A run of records
# # # # # # #
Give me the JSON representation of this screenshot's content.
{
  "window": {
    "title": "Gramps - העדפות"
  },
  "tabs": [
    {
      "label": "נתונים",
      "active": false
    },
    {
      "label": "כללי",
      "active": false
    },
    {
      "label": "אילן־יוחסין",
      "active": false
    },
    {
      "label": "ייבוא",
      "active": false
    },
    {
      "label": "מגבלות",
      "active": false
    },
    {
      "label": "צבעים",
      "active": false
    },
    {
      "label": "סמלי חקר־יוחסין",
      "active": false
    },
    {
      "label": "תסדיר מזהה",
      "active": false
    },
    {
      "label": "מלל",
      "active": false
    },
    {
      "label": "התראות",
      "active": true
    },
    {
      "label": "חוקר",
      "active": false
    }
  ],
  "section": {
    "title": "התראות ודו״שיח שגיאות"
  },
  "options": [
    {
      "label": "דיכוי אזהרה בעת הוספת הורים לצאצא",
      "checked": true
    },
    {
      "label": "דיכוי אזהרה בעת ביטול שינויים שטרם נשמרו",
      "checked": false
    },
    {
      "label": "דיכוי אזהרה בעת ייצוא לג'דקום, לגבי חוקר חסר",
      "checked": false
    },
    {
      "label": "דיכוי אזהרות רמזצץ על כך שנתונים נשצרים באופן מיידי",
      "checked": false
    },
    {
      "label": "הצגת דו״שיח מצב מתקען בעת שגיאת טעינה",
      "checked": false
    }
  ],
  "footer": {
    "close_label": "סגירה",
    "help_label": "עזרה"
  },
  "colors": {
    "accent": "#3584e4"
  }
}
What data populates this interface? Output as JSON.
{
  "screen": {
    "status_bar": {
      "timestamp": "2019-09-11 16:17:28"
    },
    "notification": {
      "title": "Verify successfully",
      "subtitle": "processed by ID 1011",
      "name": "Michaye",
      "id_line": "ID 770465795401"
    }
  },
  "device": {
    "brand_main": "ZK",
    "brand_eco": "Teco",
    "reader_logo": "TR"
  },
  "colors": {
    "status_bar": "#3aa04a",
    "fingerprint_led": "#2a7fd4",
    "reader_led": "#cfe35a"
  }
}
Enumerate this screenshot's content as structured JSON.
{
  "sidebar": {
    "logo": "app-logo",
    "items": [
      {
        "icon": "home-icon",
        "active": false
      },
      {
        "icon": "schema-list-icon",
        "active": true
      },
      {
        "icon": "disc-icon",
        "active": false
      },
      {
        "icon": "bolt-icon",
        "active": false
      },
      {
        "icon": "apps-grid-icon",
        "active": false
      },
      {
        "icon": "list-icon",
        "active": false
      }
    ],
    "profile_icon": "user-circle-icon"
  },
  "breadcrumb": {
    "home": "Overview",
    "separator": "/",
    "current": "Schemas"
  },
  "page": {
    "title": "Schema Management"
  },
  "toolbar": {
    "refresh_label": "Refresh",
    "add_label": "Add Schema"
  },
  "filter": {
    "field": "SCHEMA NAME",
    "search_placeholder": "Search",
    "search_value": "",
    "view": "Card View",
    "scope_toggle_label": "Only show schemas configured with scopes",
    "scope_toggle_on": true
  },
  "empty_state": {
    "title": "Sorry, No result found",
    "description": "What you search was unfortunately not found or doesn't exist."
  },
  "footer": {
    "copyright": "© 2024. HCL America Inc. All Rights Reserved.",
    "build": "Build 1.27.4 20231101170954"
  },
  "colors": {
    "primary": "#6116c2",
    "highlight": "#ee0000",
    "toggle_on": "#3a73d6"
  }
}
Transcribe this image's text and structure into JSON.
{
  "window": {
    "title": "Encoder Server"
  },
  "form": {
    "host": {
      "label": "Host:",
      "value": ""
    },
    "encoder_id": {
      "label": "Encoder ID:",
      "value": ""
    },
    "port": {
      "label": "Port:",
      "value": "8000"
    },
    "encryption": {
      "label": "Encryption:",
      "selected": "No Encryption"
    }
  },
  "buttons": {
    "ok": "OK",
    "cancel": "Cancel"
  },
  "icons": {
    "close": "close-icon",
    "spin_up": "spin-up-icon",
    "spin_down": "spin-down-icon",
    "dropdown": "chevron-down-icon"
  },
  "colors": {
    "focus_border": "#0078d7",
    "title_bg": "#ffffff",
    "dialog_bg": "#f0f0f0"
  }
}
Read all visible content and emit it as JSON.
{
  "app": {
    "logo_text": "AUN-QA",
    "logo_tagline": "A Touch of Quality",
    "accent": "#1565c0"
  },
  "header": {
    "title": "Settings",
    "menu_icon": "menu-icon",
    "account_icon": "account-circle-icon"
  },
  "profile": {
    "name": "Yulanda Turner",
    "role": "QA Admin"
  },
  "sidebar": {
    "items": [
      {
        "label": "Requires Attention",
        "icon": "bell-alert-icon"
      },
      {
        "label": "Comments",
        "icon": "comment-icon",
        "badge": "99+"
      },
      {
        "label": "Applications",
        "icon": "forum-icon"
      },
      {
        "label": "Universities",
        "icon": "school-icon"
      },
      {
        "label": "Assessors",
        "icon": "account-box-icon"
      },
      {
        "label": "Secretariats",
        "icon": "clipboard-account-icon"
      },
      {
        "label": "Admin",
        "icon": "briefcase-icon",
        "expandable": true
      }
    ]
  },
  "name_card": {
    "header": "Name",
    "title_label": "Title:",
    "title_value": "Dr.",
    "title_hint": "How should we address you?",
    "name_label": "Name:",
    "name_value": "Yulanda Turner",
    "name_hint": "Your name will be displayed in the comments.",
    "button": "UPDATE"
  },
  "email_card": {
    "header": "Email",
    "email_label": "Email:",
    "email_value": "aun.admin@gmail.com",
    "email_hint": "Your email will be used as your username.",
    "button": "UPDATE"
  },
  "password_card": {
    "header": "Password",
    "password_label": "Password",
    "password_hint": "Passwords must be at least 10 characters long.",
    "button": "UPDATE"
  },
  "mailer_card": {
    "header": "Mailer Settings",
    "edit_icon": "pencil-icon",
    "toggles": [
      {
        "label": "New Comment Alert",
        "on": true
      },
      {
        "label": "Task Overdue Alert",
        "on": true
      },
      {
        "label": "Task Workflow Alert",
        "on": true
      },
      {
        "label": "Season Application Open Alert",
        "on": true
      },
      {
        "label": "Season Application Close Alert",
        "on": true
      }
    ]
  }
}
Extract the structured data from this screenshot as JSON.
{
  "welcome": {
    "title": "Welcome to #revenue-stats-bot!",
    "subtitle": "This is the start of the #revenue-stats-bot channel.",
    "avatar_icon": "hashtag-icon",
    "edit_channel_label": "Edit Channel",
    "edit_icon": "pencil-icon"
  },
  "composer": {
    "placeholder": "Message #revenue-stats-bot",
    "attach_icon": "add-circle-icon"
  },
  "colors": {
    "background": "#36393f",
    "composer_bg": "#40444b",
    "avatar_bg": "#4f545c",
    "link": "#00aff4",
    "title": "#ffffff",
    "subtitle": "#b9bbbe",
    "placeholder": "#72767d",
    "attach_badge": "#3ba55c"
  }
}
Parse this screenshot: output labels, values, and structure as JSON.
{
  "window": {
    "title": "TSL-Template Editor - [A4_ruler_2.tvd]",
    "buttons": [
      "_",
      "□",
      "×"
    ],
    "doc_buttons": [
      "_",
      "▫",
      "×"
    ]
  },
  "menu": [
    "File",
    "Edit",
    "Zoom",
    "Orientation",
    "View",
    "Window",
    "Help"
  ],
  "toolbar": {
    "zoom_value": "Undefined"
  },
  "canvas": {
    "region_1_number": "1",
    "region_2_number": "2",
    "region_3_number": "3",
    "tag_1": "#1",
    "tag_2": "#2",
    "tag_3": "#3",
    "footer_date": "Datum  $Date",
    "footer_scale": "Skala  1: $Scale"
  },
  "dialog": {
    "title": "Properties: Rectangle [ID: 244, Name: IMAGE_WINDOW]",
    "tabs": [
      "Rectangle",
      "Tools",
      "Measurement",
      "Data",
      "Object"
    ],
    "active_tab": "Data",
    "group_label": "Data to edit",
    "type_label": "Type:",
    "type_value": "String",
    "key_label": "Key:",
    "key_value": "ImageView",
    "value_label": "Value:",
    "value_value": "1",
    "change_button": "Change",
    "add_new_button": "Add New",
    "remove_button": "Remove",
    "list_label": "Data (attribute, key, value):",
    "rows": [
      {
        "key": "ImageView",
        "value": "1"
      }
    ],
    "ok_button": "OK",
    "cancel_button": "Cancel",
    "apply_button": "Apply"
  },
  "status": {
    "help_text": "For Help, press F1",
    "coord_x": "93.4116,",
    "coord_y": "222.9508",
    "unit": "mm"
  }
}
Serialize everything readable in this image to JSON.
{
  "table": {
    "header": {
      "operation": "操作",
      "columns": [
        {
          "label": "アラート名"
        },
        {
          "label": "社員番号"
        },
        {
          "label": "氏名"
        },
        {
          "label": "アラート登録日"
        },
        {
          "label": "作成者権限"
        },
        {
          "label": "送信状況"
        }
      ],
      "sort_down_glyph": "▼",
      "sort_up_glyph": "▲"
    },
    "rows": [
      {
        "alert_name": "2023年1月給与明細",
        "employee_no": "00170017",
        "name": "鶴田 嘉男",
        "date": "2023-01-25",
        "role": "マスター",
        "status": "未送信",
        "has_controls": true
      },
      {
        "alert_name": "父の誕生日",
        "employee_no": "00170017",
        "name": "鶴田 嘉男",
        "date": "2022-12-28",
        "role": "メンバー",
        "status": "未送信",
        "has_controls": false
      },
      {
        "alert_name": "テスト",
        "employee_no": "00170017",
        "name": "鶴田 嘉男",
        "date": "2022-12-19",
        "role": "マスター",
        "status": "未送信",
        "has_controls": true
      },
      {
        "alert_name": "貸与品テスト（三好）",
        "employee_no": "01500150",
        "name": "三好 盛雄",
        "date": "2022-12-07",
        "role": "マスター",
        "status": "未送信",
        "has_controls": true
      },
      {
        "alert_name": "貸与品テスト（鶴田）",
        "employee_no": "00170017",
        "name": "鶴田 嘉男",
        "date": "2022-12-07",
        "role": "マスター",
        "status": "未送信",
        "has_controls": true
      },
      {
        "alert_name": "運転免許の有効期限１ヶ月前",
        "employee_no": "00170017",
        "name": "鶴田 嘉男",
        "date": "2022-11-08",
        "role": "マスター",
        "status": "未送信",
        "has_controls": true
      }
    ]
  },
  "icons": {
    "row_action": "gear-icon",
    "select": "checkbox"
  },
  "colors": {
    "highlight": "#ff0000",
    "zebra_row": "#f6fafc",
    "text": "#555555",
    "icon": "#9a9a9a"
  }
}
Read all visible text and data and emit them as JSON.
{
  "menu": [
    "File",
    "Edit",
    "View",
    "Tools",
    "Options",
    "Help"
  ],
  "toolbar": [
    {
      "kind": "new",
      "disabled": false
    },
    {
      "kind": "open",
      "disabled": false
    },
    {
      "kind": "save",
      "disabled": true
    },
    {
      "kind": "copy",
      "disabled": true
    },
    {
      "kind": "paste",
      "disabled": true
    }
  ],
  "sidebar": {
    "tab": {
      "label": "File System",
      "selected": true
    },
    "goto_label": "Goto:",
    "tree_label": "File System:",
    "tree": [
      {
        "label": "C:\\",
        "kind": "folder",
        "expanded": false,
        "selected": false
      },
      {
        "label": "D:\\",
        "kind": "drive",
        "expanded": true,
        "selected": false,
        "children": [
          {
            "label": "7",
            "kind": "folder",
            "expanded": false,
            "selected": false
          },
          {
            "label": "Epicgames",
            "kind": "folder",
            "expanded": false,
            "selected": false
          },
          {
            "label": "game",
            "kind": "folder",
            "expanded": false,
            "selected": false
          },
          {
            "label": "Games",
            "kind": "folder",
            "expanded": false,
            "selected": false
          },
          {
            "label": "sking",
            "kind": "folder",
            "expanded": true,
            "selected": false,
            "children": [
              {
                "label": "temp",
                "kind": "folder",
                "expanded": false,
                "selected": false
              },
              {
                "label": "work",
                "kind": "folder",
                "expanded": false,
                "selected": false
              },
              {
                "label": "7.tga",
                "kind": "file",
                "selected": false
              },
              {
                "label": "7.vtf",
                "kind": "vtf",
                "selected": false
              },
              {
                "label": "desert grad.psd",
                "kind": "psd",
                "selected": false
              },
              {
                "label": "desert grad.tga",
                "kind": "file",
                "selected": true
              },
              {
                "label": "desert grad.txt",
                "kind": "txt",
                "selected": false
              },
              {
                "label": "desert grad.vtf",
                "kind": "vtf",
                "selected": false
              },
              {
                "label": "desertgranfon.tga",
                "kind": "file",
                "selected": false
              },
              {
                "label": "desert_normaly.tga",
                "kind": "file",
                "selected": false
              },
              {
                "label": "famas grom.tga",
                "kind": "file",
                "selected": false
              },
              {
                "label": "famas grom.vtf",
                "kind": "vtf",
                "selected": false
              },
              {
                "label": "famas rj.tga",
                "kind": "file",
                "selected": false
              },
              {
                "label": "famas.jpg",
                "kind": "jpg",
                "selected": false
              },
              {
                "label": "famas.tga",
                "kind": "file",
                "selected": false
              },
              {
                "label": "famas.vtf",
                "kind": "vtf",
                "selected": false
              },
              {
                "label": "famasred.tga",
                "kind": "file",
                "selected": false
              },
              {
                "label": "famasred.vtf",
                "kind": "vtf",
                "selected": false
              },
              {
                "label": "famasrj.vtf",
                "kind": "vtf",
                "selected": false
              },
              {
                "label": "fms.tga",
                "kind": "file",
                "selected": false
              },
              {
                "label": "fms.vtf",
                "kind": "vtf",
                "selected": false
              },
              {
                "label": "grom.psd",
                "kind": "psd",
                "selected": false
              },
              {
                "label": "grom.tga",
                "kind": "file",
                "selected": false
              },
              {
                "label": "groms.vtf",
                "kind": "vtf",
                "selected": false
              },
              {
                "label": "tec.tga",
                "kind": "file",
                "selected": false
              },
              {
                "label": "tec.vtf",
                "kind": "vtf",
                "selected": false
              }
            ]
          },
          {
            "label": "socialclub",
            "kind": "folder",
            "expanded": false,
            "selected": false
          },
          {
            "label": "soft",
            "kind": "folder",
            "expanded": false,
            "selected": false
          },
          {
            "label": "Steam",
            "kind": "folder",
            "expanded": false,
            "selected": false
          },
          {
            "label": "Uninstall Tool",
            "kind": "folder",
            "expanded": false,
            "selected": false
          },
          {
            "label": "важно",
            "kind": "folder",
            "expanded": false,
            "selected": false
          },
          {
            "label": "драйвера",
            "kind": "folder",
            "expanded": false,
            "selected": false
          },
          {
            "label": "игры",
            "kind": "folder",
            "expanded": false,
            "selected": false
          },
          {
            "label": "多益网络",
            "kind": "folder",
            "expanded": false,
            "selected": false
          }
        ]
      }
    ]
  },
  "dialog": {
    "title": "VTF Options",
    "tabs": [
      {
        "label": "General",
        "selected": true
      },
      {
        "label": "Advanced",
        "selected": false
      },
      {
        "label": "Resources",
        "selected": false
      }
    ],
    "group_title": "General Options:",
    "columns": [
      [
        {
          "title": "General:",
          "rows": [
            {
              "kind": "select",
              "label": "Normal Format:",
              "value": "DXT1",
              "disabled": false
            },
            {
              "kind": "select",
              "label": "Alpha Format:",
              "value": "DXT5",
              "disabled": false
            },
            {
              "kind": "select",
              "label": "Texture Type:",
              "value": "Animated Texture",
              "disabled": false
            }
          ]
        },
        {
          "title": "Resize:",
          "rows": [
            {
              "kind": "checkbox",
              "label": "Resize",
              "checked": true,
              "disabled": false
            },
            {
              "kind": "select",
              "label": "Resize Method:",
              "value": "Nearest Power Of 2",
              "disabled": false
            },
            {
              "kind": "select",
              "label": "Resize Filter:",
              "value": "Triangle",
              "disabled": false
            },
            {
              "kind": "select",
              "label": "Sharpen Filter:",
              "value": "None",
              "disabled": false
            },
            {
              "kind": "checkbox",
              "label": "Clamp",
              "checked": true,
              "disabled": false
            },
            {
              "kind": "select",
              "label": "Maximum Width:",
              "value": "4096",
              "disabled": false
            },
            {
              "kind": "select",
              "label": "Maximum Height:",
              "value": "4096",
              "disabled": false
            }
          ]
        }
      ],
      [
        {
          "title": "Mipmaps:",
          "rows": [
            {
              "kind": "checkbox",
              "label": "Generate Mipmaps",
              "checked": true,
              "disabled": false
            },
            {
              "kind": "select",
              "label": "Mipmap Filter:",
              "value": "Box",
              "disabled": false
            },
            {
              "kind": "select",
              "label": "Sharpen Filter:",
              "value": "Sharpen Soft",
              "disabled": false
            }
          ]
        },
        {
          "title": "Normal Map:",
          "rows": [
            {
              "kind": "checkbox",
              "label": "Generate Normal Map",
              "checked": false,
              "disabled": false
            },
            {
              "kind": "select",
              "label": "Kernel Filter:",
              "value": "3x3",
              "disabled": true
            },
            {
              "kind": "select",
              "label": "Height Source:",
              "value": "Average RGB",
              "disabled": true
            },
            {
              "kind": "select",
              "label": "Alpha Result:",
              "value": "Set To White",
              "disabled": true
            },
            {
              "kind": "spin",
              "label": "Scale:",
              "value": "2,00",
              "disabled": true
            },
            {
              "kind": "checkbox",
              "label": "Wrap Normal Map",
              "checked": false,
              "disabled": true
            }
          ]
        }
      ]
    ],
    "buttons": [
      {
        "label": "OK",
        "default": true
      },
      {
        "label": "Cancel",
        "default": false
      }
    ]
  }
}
# # # # # # #
DIRECTIONS -
From the data above, show each line that contains "System".

RESPONSE BELOW -
      "label": "File System",
    "tree_label": "File System:",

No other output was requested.